Listed records —
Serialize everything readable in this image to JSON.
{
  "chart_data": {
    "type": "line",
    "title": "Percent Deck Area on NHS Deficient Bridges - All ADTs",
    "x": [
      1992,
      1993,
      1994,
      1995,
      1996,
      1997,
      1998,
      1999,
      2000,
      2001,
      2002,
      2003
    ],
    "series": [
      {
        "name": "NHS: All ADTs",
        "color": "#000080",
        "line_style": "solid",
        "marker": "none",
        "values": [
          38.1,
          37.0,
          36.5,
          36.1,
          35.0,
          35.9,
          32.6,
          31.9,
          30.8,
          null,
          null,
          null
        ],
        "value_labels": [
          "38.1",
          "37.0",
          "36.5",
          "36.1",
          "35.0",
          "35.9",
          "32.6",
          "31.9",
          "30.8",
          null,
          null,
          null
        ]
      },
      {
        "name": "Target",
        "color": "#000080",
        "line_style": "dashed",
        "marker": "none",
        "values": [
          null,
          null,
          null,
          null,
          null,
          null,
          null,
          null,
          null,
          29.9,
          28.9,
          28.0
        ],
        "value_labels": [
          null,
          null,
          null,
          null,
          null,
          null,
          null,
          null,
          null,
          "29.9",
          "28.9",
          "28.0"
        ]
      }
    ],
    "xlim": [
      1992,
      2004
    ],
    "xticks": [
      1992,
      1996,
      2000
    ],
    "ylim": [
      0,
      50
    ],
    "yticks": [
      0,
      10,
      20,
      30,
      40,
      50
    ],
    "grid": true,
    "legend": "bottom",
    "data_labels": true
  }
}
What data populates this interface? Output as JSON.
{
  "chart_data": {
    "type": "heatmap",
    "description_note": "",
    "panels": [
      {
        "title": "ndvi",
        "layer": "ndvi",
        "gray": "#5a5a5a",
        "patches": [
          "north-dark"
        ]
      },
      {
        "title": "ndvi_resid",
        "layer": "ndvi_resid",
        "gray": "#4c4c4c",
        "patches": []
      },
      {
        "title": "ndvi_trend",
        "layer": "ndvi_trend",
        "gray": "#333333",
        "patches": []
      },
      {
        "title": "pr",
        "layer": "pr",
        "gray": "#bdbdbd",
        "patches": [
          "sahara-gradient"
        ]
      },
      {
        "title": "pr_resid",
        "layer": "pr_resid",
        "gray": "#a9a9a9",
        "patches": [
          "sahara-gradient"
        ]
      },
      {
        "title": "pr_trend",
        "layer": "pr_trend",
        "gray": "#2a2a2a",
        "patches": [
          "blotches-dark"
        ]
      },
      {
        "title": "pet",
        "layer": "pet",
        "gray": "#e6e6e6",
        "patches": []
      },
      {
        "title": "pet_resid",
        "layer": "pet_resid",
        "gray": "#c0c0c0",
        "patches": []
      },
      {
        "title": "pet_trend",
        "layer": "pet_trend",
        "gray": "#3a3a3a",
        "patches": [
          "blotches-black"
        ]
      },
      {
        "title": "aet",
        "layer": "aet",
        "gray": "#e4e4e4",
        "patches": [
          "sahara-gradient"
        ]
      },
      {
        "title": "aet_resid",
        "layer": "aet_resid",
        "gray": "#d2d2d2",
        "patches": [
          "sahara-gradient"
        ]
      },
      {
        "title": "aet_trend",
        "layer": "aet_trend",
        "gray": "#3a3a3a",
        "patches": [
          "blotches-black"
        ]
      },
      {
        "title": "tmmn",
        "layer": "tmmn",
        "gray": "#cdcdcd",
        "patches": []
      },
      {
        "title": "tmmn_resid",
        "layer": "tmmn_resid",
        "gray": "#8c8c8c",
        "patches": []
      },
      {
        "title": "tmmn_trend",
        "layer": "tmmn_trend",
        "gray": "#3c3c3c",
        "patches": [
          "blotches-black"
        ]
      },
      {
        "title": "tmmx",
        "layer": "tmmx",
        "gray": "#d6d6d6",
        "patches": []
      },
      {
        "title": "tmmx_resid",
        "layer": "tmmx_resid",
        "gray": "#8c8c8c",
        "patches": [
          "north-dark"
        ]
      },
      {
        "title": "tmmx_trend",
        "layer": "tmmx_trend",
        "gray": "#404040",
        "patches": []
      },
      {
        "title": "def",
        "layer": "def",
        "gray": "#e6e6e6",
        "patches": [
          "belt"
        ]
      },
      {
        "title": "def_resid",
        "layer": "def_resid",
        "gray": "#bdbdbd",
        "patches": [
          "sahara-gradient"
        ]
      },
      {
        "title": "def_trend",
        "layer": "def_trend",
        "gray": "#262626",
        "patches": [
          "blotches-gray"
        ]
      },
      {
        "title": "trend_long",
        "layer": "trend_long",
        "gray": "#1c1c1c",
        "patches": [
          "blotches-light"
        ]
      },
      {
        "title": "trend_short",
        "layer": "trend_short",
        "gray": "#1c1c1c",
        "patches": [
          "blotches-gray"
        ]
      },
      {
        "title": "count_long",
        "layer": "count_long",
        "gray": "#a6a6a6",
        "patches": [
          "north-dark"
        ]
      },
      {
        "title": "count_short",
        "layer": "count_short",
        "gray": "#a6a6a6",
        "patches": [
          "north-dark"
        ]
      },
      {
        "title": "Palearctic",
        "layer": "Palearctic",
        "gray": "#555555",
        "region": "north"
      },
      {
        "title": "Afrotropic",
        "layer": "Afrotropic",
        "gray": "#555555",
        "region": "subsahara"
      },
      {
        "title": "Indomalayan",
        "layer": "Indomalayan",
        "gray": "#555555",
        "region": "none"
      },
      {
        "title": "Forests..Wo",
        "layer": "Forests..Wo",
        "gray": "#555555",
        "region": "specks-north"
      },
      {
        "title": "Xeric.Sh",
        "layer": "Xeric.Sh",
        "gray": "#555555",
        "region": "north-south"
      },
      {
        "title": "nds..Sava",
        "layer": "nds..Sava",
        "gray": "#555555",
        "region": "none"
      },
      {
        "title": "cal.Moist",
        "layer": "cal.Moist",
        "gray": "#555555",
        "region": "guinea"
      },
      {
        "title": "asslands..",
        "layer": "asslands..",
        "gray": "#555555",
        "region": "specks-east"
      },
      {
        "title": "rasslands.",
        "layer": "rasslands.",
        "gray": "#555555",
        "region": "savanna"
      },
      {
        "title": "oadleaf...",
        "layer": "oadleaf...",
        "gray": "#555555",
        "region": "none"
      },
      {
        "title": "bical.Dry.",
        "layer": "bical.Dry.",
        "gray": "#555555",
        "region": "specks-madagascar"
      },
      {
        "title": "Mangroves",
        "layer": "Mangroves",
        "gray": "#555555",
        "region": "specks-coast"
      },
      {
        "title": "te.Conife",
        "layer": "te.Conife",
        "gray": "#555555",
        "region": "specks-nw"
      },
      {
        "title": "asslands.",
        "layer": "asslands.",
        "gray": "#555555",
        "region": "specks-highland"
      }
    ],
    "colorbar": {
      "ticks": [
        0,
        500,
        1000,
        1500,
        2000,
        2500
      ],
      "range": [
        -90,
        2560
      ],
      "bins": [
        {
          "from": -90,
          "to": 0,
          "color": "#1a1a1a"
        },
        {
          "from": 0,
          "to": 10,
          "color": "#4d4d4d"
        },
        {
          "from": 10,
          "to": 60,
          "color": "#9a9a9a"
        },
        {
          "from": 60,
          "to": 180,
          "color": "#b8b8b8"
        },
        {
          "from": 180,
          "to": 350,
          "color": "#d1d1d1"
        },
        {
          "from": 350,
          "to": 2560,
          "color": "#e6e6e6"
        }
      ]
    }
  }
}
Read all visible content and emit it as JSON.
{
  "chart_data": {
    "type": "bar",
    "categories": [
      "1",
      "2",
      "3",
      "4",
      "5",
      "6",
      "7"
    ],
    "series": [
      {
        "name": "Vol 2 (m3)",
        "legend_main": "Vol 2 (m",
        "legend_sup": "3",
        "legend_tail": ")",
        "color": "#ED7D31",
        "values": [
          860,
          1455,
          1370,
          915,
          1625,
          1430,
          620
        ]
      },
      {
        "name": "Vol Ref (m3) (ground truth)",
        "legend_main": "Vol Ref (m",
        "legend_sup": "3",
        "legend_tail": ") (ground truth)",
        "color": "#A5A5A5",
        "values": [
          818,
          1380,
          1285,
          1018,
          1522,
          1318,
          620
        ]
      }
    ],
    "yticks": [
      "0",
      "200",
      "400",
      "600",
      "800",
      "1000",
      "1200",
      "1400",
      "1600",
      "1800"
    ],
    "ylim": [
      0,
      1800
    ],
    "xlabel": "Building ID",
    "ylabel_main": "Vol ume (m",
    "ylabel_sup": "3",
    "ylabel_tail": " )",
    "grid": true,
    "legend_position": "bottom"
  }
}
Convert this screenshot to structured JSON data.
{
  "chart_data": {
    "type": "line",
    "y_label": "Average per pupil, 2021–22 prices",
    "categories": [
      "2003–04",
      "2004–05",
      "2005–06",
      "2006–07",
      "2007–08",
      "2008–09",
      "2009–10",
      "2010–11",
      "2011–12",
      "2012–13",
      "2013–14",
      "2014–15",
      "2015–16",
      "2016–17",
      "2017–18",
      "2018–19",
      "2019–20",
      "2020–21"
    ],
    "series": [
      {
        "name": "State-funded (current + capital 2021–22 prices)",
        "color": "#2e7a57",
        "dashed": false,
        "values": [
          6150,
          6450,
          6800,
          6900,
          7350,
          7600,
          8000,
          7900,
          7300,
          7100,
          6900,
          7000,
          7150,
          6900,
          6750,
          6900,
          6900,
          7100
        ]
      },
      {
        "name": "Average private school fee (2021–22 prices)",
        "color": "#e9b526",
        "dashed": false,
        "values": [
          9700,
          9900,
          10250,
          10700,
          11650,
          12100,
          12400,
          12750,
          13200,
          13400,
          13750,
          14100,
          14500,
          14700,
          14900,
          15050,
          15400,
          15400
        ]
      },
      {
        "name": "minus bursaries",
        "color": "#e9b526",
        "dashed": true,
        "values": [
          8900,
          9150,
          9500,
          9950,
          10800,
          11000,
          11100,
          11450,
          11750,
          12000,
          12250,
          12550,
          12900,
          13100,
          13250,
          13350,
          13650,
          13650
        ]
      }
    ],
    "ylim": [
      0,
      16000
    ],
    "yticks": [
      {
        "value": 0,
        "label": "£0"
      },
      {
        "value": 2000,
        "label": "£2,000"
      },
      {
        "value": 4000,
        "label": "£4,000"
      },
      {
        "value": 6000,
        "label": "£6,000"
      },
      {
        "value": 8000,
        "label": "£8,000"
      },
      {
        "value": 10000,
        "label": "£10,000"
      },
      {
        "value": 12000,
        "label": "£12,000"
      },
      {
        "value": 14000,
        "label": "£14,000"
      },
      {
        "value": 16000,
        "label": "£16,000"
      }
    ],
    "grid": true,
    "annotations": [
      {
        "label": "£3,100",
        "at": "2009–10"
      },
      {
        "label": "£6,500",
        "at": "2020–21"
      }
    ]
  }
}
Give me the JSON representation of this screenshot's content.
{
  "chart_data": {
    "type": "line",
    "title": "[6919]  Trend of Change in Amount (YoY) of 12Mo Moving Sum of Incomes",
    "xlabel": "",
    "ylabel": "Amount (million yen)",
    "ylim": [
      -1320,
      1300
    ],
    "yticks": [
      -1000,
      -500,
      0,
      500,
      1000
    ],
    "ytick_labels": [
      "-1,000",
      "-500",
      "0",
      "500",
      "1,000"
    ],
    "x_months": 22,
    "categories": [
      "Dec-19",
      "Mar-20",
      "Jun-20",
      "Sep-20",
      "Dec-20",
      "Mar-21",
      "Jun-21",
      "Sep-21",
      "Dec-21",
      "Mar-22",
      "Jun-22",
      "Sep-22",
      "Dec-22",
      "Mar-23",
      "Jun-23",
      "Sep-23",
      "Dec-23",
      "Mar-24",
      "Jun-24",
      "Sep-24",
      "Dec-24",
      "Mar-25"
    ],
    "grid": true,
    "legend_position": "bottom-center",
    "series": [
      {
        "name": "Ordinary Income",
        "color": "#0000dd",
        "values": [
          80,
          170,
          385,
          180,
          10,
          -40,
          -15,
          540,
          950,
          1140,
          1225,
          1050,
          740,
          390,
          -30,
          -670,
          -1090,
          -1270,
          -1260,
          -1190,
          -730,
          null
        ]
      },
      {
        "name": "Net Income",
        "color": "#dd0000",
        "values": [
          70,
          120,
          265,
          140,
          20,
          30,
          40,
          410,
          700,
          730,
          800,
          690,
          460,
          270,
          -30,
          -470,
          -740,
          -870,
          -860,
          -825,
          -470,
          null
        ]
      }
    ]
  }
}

Your objective — Copy each line of the records above that carries the word "prices".

Answer for the task —
    "y_label": "Average per pupil, 2021–22 prices",
        "name": "State-funded (current + capital 2021–22 prices)",
        "name": "Average private school fee (2021–22 prices)",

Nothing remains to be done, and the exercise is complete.